How to Find and Resolve Orphan Pages On Your Site

Picture this: You’re on your private island where you picked your own coconuts to make a killer piña colada.

Naturally, you want to show off your creation to everyone. Get some oohs and ahs, hopefully, some customers. The problem? Your desert island has no docks, so people can’t visit with their boats. They could swim, but drinking and diving isn’t the best idea. Since there’s no easy access to your island, nobody gets to enjoy your piña colada. All that hard work, for what? Nada.

This is a problem thousands of websites are facing today. They have web pages that can’t be accessed via internal links (aka orphan pages) that are taking up space, hurting their SEO, and giving their visitors a lousy user experience.

The worst part? Most of them don’t even know they have an orphan page problem.

But don’t worry. We’re here for you–and your piña colada. Over the next 5 minutes, you’re going to learn the answers to these questions:

  • What are orphan pages, and why should you care?
  • How can you find orphan pages on your website?
  • How can you fix and prevent orphan pages?

What are orphan pages & why should you care?

If a page on your website isn’t linked to any other page on your website, it’s an orphan page.

Ideally, every page on a website should be accessible within a series of clicks from the homepage. When a page can’t be reached like this, it’s an orphan page. However, orphan pages can still be found through search engines.

Required work:
1. In the orphan pages article, return the passage from "This is a problem" to "and why should you care?".
2. In the orphan pages article, why does nobody get to enjoy the piña colada?

Collection entries:
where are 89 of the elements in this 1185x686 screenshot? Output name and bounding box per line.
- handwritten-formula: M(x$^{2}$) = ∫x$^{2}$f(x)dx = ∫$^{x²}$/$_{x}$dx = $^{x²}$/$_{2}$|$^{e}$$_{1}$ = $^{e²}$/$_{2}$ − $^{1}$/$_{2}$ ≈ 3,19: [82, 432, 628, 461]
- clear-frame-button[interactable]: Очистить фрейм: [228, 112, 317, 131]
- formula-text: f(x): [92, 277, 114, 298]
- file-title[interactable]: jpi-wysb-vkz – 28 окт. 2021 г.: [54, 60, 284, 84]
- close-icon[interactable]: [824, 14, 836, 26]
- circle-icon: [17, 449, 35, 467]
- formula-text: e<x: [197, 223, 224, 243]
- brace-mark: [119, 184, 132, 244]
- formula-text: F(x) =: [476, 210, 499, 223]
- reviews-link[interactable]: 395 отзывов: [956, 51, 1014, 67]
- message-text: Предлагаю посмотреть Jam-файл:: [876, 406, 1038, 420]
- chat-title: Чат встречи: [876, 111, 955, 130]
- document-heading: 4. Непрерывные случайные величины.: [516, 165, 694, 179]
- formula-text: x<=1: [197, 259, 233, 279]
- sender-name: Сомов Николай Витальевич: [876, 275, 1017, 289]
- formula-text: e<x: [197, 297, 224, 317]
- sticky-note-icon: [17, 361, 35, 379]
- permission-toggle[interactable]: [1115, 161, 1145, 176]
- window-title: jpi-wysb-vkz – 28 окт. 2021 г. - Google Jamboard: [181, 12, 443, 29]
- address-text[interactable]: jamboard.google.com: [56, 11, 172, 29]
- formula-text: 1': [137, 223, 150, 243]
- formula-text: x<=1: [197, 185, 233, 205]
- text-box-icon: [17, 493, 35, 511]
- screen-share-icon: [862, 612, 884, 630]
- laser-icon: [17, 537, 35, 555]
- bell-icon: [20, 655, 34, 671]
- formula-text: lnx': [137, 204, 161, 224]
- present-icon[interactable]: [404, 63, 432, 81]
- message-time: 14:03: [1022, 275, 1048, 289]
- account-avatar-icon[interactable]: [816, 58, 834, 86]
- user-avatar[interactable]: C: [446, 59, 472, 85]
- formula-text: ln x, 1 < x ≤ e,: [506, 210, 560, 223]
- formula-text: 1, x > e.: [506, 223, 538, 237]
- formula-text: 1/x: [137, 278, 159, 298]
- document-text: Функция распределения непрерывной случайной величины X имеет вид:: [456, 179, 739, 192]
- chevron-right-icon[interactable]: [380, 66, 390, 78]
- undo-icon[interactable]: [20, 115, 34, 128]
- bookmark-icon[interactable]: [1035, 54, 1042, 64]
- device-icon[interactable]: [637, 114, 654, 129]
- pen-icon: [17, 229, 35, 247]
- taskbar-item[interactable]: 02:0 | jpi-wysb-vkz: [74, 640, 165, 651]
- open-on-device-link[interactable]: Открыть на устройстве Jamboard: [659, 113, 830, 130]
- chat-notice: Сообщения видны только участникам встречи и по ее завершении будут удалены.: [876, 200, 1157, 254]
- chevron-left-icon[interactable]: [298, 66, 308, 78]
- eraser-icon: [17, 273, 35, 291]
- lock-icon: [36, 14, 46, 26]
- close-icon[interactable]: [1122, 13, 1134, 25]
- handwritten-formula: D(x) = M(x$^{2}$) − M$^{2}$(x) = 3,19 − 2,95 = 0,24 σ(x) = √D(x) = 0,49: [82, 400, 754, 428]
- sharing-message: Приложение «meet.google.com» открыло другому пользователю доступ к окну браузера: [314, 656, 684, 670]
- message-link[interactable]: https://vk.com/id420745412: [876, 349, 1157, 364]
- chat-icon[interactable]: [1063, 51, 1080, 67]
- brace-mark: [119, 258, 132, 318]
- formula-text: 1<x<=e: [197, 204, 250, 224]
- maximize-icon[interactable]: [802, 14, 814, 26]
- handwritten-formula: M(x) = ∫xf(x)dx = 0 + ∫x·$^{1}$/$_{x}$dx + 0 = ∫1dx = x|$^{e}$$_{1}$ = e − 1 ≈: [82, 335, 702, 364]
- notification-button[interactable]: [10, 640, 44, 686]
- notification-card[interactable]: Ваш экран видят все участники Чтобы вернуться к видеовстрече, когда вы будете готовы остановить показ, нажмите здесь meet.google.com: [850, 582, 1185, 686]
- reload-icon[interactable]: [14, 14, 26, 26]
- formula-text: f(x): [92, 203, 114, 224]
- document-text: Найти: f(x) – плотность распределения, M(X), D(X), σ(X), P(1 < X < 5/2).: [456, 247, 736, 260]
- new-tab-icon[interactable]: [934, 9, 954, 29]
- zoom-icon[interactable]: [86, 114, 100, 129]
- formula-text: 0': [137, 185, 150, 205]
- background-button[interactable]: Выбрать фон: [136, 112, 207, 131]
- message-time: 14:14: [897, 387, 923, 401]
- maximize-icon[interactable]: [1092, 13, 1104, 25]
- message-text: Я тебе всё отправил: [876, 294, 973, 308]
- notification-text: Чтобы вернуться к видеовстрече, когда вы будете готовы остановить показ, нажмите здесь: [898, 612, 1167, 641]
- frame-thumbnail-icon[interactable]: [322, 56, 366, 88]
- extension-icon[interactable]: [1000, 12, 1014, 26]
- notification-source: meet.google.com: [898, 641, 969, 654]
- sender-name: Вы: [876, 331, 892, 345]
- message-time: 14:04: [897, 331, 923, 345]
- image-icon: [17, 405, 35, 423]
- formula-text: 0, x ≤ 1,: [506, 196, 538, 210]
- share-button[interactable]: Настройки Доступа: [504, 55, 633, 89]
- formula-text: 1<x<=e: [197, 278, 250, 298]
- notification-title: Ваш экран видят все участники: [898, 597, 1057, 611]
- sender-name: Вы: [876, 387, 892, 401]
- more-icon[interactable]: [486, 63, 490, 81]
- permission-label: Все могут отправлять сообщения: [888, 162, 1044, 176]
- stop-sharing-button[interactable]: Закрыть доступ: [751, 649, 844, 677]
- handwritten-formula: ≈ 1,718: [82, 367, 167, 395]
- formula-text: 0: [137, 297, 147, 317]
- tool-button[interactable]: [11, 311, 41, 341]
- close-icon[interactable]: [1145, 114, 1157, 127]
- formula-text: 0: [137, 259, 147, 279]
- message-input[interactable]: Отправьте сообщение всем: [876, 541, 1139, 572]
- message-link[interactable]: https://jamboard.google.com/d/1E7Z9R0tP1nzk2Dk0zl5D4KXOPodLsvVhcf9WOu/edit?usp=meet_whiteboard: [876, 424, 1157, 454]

Responses per task:
1.
This is a problem thousands of websites are facing today. They have web pages that can’t be accessed via internal links (aka orphan pages) that are taking up space, hurting their SEO, and giving their visitors a lousy user experience.

The worst part? Most of them don’t even know they have an orphan page problem.

But don’t worry. We’re here for you–and your piña colada. Over the next 5 minutes, you’re going to learn the answers to these questions:

  • What are orphan pages, and why should you care?

2. Nobody can easily reach the island. It has no docks, so people can't visit by boat, and although they could swim, drinking and diving isn't the best idea.